### Challenge:
Give the entries again exactly, every one of them.

### Data lines:
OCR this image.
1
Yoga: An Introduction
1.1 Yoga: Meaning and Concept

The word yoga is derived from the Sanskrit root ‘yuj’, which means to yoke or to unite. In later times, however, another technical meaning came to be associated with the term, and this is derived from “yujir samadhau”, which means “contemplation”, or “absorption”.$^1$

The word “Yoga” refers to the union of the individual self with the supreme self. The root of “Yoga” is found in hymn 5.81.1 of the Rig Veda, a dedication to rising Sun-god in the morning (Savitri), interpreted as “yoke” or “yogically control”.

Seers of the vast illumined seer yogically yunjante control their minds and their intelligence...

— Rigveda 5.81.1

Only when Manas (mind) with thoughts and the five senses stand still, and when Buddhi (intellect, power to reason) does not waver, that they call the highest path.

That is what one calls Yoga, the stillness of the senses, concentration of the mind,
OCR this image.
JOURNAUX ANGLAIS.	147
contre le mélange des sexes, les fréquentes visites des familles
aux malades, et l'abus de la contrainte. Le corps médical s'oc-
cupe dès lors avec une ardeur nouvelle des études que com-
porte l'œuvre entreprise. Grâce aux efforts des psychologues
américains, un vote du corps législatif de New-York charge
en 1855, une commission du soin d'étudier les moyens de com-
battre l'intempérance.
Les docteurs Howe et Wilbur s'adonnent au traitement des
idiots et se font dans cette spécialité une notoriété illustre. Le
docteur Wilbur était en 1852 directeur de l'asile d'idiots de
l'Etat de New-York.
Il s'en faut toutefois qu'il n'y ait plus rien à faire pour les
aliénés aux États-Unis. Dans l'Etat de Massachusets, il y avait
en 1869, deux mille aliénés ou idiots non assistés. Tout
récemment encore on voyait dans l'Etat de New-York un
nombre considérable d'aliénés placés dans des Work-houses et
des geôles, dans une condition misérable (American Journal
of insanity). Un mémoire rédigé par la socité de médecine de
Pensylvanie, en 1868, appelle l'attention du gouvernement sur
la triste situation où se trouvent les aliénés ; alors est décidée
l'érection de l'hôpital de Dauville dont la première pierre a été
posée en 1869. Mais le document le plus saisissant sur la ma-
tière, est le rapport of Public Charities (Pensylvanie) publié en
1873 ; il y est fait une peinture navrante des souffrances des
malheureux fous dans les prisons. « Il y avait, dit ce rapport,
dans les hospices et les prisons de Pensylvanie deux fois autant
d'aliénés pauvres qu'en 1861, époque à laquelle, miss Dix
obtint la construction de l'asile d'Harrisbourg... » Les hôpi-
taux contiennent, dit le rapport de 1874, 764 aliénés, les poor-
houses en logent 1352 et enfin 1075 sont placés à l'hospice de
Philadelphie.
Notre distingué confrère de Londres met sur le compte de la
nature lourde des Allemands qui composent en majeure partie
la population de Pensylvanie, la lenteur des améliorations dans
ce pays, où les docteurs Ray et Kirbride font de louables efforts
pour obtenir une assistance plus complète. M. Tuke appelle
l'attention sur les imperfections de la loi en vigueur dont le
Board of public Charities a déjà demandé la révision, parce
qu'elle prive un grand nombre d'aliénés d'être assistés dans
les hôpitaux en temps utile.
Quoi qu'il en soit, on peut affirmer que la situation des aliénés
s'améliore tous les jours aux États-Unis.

### Solution for this exercise:
OCR this image.
1
Yoga: An Introduction
1.1 Yoga: Meaning and Concept

The word yoga is derived from the Sanskrit root ‘yuj’, which means to yoke or to unite. In later times, however, another technical meaning came to be associated with the term, and this is derived from “yujir samadhau”, which means “contemplation”, or “absorption”.$^1$

The word “Yoga” refers to the union of the individual self with the supreme self. The root of “Yoga” is found in hymn 5.81.1 of the Rig Veda, a dedication to rising Sun-god in the morning (Savitri), interpreted as “yoke” or “yogically control”.

Seers of the vast illumined seer yogically yunjante control their minds and their intelligence...

— Rigveda 5.81.1

Only when Manas (mind) with thoughts and the five senses stand still, and when Buddhi (intellect, power to reason) does not waver, that they call the highest path.

That is what one calls Yoga, the stillness of the senses, concentration of the mind,
OCR this image.
JOURNAUX ANGLAIS.	147
contre le mélange des sexes, les fréquentes visites des familles
aux malades, et l'abus de la contrainte. Le corps médical s'oc-
cupe dès lors avec une ardeur nouvelle des études que com-
porte l'œuvre entreprise. Grâce aux efforts des psychologues
américains, un vote du corps législatif de New-York charge
en 1855, une commission du soin d'étudier les moyens de com-
battre l'intempérance.
Les docteurs Howe et Wilbur s'adonnent au traitement des
idiots et se font dans cette spécialité une notoriété illustre. Le
docteur Wilbur était en 1852 directeur de l'asile d'idiots de
l'Etat de New-York.
Il s'en faut toutefois qu'il n'y ait plus rien à faire pour les
aliénés aux États-Unis. Dans l'Etat de Massachusets, il y avait
en 1869, deux mille aliénés ou idiots non assistés. Tout
récemment encore on voyait dans l'Etat de New-York un
nombre considérable d'aliénés placés dans des Work-houses et
des geôles, dans une condition misérable (American Journal
of insanity). Un mémoire rédigé par la socité de médecine de
Pensylvanie, en 1868, appelle l'attention du gouvernement sur
la triste situation où se trouvent les aliénés ; alors est décidée
l'érection de l'hôpital de Dauville dont la première pierre a été
posée en 1869. Mais le document le plus saisissant sur la ma-
tière, est le rapport of Public Charities (Pensylvanie) publié en
1873 ; il y est fait une peinture navrante des souffrances des
malheureux fous dans les prisons. « Il y avait, dit ce rapport,
dans les hospices et les prisons de Pensylvanie deux fois autant
d'aliénés pauvres qu'en 1861, époque à laquelle, miss Dix
obtint la construction de l'asile d'Harrisbourg... » Les hôpi-
taux contiennent, dit le rapport de 1874, 764 aliénés, les poor-
houses en logent 1352 et enfin 1075 sont placés à l'hospice de
Philadelphie.
Notre distingué confrère de Londres met sur le compte de la
nature lourde des Allemands qui composent en majeure partie
la population de Pensylvanie, la lenteur des améliorations dans
ce pays, où les docteurs Ray et Kirbride font de louables efforts
pour obtenir une assistance plus complète. M. Tuke appelle
l'attention sur les imperfections de la loi en vigueur dont le
Board of public Charities a déjà demandé la révision, parce
qu'elle prive un grand nombre d'aliénés d'être assistés dans
les hôpitaux en temps utile.
Quoi qu'il en soit, on peut affirmer que la situation des aliénés
s'améliore tous les jours aux États-Unis.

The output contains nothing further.